What is being asked: Locate each line below that includes "även" and reproduce it.

::: Task inputs :::

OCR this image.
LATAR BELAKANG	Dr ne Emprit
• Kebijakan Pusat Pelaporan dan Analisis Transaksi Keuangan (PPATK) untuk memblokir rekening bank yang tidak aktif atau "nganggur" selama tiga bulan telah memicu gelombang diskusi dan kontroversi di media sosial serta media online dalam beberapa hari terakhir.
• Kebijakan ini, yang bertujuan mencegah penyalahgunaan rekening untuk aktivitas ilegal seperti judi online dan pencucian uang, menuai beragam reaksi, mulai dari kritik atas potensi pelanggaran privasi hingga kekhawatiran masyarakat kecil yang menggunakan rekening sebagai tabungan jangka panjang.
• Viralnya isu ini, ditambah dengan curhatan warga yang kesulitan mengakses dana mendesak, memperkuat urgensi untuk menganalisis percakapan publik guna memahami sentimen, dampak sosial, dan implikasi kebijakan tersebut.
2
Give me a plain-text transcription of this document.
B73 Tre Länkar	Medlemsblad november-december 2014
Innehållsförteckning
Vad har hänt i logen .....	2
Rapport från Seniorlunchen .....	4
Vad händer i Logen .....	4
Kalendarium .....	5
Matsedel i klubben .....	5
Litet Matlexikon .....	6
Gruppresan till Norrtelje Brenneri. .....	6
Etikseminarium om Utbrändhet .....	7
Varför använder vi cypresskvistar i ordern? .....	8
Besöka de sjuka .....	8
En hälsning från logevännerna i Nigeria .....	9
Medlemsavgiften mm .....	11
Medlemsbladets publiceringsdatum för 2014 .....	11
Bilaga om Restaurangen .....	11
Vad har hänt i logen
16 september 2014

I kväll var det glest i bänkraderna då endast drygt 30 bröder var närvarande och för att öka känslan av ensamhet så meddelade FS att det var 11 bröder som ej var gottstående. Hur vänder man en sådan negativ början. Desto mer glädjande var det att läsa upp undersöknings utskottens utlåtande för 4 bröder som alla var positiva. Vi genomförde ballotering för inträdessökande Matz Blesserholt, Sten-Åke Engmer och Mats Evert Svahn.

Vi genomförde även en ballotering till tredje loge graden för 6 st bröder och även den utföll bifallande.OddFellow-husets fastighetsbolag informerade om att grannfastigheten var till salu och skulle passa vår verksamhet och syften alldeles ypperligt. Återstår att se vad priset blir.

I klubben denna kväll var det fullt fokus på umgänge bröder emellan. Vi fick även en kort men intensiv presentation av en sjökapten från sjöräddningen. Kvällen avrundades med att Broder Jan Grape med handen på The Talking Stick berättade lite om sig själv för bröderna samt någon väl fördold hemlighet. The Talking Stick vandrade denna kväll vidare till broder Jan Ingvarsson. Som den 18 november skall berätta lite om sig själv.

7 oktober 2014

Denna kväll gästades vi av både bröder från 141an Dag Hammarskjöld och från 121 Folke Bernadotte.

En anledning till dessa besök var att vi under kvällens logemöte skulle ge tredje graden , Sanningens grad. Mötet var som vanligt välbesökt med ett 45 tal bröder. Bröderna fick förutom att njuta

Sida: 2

:::

Exercise answer:
Vi genomförde även en ballotering till tredje loge graden för 6 st bröder och även den utföll bifallande.OddFellow-husets fastighetsbolag informerade om att grannfastigheten var till salu och skulle passa vår verksamhet och syften alldeles ypperligt. Återstår att se vad priset blir.
I klubben denna kväll var det fullt fokus på umgänge bröder emellan. Vi fick även en kort men intensiv presentation av en sjökapten från sjöräddningen. Kvällen avrundades med att Broder Jan Grape med handen på The Talking Stick berättade lite om sig själv för bröderna samt någon väl fördold hemlighet. The Talking Stick vandrade denna kväll vidare till broder Jan Ingvarsson. Som den 18 november skall berätta lite om sig själv.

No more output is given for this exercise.